WHAT IS EXPECTED
Find each line holding "ylabel" and copy it out.

(Source data)

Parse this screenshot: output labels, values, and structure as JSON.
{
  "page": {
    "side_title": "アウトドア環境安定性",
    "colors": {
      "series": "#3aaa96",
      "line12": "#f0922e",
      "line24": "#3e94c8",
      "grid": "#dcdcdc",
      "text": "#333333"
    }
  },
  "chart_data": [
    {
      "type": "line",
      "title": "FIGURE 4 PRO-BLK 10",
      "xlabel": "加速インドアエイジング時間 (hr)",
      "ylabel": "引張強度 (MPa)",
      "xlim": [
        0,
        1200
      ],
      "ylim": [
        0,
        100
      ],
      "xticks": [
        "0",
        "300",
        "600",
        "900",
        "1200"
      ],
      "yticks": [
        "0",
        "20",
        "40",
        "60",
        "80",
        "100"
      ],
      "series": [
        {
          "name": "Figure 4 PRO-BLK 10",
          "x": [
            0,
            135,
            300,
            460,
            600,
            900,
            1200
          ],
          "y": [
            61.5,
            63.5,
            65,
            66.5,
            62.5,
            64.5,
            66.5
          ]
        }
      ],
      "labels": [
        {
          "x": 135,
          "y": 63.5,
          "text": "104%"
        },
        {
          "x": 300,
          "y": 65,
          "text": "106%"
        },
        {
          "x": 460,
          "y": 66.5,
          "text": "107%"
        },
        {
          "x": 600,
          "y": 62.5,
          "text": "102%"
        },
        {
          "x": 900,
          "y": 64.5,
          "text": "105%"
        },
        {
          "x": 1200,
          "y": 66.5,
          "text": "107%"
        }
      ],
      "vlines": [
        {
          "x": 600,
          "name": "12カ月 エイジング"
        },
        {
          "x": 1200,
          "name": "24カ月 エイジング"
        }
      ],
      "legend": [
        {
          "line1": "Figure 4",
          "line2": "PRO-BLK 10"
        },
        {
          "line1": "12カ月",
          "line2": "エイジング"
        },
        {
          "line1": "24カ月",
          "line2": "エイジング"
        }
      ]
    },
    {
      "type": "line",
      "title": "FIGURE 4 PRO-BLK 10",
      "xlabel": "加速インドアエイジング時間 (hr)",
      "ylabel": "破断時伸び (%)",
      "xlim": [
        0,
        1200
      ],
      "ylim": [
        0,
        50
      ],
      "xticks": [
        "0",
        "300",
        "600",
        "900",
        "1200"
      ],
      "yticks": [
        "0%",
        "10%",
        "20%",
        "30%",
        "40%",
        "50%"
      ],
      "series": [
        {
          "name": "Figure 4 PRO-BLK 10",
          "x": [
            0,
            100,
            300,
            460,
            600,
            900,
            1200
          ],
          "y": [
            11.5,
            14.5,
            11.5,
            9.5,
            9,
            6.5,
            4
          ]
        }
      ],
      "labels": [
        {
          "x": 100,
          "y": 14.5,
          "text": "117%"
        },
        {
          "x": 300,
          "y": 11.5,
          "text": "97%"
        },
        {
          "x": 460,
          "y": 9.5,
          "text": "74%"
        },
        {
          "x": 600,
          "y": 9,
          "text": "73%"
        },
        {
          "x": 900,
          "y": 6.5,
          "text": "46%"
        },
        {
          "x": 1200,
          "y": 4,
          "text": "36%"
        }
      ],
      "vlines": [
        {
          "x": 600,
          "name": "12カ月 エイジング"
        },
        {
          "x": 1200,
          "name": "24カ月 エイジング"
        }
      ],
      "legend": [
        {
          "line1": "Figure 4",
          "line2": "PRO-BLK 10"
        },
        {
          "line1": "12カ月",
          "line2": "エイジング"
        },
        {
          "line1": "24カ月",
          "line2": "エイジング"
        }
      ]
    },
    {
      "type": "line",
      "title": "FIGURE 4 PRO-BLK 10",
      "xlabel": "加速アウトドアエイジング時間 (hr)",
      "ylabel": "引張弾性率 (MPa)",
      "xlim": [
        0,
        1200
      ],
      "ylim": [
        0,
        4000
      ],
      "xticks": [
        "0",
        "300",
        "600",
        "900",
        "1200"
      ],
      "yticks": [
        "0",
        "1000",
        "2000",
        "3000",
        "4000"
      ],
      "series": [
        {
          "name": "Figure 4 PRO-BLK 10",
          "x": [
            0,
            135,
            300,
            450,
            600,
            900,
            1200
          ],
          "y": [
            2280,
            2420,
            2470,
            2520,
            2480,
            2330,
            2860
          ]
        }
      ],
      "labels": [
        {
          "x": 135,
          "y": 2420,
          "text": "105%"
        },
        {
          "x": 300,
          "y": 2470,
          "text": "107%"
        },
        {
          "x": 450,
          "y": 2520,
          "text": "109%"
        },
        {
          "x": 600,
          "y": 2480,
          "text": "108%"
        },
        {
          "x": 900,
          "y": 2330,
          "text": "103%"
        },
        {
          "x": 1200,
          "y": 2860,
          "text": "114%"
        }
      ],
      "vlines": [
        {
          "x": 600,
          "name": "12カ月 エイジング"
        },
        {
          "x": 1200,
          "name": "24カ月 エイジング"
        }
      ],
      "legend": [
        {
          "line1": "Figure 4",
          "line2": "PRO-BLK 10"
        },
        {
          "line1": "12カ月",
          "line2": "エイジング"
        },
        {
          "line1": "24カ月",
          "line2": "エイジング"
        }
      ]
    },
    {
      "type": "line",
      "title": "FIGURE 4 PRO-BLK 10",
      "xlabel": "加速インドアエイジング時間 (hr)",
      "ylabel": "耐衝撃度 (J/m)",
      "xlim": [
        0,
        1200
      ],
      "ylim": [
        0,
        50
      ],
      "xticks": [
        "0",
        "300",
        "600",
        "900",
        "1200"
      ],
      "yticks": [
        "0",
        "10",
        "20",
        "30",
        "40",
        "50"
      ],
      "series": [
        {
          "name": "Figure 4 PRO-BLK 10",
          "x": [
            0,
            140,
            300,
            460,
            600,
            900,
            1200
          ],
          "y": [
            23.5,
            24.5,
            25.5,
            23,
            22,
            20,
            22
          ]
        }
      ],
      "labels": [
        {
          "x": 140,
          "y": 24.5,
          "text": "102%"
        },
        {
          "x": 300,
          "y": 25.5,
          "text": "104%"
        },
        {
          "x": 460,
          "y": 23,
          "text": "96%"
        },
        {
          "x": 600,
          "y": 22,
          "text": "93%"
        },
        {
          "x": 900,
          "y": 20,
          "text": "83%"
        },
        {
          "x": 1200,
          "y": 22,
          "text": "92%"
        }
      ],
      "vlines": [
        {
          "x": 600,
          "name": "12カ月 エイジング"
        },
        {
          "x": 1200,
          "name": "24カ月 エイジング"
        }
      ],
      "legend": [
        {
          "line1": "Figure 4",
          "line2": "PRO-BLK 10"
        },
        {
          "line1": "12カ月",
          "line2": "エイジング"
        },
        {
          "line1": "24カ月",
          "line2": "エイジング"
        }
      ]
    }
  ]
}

THE OUTPUT
      "ylabel": "引張強度 (MPa)",
      "ylabel": "破断時伸び (%)",
      "ylabel": "引張弾性率 (MPa)",
      "ylabel": "耐衝撃度 (J/m)",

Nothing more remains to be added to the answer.